## Begin

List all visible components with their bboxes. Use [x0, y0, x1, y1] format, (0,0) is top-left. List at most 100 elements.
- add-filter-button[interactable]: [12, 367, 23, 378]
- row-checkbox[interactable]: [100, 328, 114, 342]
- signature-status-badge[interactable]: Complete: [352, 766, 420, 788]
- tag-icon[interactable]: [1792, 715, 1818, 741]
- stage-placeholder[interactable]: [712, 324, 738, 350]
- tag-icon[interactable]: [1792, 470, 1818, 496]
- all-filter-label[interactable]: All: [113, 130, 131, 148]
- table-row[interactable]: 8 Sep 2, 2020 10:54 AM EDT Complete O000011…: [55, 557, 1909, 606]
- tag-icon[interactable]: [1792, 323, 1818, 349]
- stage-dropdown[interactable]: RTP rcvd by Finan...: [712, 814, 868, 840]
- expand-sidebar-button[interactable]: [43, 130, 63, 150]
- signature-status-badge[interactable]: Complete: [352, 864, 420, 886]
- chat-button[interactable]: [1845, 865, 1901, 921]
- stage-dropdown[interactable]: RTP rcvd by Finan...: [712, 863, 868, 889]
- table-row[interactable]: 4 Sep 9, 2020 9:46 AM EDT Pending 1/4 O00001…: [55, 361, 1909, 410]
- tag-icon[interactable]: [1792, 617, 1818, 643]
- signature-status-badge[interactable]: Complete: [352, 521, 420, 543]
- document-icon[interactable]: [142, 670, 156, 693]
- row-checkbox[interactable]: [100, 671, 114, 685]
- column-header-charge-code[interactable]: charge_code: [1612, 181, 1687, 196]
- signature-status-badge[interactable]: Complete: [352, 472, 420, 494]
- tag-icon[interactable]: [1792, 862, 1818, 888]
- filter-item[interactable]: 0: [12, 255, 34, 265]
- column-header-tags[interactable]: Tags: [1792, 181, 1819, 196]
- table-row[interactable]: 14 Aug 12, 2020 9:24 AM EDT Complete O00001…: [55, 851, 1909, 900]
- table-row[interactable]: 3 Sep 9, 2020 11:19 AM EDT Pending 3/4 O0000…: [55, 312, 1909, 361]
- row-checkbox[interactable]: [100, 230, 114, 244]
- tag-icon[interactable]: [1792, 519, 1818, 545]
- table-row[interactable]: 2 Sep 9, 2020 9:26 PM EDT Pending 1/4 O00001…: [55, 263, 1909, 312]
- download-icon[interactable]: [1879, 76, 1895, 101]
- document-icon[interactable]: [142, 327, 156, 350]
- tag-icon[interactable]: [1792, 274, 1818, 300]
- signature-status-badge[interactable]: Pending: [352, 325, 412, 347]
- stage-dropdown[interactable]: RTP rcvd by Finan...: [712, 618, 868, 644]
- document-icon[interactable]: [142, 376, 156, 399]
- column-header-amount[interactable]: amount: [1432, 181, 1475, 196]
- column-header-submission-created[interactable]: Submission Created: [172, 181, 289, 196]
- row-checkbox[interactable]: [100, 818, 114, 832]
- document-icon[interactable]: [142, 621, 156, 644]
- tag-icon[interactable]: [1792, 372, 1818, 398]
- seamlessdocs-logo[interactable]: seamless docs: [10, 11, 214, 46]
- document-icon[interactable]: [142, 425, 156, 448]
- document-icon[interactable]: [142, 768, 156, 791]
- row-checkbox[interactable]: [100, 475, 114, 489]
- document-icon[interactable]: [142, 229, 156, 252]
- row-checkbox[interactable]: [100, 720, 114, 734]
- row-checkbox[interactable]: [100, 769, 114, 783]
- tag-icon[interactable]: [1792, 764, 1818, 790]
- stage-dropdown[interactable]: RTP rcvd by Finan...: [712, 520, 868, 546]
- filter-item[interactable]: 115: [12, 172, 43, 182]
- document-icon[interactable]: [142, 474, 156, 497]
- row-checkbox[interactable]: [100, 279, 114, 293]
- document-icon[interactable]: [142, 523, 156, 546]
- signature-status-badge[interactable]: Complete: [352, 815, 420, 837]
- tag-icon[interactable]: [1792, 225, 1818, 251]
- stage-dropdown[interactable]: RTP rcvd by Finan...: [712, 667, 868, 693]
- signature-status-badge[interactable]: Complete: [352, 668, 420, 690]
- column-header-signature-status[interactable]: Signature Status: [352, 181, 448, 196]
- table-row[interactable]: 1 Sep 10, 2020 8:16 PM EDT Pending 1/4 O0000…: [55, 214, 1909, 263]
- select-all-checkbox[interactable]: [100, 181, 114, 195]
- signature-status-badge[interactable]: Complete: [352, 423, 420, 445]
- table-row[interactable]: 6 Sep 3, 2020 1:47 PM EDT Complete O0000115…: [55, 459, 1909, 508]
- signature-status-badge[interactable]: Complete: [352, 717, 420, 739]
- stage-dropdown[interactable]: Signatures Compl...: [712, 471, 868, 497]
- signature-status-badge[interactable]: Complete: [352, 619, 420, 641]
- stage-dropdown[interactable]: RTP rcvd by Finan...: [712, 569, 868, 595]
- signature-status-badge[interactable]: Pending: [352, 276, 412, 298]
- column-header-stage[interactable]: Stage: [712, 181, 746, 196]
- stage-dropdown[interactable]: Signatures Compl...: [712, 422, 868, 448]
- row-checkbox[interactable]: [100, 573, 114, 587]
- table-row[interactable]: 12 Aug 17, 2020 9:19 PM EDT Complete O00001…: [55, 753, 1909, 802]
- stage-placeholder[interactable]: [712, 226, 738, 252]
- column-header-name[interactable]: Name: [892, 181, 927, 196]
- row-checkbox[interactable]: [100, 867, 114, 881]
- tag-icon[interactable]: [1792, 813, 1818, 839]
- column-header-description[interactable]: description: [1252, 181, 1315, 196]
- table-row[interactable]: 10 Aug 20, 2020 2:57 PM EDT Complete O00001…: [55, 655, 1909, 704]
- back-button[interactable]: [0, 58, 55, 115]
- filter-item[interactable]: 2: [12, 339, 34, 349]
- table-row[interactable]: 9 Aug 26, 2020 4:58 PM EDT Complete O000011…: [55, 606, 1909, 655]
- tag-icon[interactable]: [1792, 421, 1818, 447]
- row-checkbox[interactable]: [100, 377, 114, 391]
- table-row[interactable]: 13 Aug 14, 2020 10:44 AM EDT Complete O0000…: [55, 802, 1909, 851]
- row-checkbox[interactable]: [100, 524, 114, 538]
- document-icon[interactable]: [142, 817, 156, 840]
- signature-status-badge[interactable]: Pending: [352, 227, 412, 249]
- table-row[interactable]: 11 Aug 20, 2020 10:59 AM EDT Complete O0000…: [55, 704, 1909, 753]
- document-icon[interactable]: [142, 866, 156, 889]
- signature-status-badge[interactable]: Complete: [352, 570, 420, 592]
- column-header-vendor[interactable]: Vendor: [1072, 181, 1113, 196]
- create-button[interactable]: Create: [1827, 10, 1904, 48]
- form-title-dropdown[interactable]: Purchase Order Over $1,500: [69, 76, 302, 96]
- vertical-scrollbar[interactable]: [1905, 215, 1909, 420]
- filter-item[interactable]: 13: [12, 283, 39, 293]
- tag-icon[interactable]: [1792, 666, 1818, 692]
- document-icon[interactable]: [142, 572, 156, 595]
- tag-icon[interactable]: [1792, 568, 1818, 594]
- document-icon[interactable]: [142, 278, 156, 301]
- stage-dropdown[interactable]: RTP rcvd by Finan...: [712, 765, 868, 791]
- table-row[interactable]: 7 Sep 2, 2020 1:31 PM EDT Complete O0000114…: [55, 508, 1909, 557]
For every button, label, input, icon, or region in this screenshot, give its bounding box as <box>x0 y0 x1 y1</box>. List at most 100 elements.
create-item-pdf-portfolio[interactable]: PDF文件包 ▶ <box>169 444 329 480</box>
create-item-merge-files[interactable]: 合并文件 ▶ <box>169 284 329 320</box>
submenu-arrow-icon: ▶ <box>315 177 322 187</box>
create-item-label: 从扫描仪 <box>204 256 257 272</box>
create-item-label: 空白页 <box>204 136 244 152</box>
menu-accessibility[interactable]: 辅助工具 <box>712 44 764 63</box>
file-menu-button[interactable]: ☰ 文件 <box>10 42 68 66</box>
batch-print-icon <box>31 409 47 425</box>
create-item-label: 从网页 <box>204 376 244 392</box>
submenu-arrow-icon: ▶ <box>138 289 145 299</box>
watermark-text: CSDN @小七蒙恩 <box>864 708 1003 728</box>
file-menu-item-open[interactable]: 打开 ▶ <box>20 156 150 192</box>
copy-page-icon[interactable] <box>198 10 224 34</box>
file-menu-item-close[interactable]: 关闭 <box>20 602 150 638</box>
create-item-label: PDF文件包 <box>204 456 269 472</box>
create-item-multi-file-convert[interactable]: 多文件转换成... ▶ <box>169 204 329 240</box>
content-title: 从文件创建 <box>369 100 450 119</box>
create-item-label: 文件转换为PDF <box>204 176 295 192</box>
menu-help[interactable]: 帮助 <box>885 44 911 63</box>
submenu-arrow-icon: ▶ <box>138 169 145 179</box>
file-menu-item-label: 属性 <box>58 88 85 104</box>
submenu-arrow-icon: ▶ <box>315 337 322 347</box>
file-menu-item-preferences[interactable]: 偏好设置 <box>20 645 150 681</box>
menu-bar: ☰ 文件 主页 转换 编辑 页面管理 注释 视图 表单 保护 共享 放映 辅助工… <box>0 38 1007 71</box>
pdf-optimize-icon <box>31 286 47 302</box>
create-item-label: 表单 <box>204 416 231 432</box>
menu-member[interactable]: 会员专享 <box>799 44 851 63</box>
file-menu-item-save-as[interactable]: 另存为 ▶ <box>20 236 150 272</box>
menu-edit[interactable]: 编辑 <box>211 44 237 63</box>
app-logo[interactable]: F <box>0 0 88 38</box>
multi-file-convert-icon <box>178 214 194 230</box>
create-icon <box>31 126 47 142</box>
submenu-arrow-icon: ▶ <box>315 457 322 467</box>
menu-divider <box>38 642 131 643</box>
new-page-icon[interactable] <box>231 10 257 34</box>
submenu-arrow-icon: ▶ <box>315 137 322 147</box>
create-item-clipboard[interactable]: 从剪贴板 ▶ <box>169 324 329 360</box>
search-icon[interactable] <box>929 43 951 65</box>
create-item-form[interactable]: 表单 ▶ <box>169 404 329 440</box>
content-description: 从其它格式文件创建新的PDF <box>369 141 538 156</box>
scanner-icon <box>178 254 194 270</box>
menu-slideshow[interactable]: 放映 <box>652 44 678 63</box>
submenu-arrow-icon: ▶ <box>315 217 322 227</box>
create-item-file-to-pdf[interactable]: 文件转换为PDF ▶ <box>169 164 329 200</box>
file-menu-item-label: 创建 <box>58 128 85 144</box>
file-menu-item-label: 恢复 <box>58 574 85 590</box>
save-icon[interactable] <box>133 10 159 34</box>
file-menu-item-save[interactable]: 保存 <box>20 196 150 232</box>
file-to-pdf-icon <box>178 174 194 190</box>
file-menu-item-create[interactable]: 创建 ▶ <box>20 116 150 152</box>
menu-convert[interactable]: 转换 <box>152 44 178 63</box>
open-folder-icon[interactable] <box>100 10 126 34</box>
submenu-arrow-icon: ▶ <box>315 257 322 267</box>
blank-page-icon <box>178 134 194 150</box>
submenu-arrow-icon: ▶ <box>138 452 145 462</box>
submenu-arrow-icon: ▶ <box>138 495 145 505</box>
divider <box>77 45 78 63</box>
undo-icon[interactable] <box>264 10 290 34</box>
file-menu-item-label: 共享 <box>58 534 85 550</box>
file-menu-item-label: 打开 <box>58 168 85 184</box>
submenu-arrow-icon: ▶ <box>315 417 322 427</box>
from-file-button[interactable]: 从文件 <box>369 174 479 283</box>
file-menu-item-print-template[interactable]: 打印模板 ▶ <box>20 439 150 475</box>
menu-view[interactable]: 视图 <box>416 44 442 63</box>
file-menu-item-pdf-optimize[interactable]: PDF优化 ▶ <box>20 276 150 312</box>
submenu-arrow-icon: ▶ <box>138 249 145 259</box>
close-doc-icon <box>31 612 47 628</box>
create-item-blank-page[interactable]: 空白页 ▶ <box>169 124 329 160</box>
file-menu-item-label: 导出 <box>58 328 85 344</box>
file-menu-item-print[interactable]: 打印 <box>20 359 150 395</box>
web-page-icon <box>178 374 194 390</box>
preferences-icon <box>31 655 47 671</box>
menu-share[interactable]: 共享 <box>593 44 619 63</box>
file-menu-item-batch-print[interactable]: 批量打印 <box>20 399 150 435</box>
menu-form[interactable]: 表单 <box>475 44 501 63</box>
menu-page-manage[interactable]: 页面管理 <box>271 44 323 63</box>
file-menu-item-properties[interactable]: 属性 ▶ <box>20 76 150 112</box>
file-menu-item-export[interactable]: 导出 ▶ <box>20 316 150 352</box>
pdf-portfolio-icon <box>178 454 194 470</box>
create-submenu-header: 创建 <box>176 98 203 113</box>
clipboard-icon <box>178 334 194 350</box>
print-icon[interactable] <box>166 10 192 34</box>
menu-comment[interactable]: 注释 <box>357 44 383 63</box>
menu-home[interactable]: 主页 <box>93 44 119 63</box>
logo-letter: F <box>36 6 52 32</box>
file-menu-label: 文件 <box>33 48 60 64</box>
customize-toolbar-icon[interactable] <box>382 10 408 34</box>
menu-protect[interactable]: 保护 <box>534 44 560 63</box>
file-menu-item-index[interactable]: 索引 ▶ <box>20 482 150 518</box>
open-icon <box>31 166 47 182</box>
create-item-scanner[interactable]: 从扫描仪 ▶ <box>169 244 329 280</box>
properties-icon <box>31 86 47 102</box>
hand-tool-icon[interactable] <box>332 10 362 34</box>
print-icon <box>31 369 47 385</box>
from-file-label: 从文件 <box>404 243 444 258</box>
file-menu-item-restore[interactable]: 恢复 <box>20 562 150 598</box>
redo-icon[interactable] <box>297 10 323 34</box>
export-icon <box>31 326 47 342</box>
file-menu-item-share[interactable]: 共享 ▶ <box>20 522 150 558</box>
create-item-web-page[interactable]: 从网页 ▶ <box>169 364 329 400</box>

## End

• [What to do]
Take the data from its first line down through the line containing "- stage-placeholder[interactable]: [712, 324, 738, 350]", swap "Complete" for "Pending", and change nothing else. How do those lines read?

• [Response to this task]
List all visible components with their bboxes. Use [x0, y0, x1, y1] format, (0,0) is top-left. List at most 100 elements.
- add-filter-button[interactable]: [12, 367, 23, 378]
- row-checkbox[interactable]: [100, 328, 114, 342]
- signature-status-badge[interactable]: Pending: [352, 766, 420, 788]
- tag-icon[interactable]: [1792, 715, 1818, 741]
- stage-placeholder[interactable]: [712, 324, 738, 350]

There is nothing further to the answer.